Task directions
Count the lines below that contain the word "มชนม", and reply with only that number.

Dataset
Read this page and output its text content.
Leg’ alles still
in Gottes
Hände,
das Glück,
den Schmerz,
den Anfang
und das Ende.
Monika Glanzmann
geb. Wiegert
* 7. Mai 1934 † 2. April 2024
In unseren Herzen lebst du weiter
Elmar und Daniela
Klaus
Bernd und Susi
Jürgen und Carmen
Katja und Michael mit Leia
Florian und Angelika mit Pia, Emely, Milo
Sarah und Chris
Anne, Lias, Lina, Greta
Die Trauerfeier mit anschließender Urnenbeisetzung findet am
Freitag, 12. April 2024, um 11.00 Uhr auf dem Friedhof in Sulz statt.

--

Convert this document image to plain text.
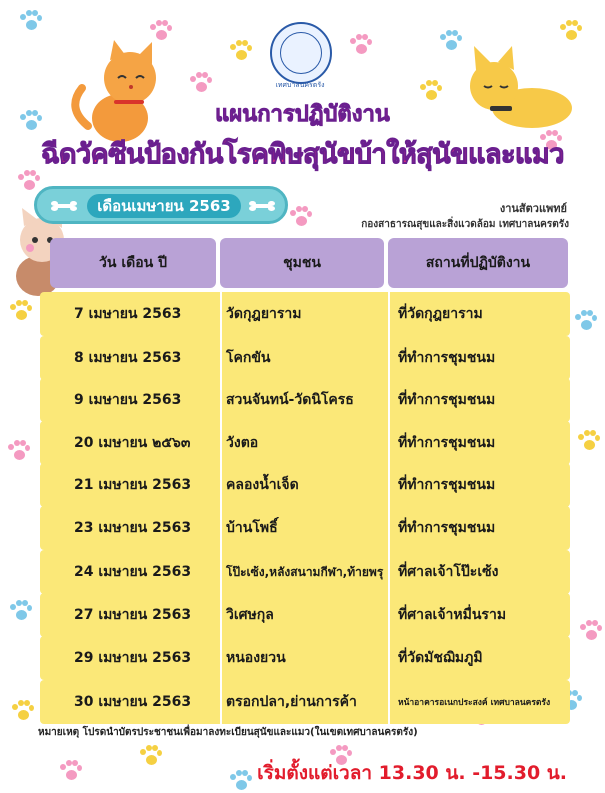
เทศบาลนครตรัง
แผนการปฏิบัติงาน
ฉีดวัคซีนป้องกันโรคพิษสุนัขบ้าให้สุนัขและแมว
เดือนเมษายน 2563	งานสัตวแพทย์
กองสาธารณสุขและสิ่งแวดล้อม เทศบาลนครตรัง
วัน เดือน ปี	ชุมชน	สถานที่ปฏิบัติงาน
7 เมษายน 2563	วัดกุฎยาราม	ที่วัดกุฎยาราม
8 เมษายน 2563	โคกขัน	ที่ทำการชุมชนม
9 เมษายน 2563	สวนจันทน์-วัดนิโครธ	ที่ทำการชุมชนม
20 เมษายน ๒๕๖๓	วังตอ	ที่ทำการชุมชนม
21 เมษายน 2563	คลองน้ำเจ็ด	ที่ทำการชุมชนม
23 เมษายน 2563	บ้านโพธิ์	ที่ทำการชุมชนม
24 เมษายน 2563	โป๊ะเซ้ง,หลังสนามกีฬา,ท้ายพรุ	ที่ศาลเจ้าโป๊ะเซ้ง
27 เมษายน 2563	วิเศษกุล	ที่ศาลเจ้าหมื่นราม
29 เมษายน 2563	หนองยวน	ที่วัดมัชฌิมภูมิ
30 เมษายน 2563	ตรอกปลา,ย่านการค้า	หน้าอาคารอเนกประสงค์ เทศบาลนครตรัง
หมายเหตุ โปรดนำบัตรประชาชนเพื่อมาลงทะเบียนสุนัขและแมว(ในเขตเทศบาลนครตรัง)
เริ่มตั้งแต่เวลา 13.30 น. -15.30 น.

Solved exercise
5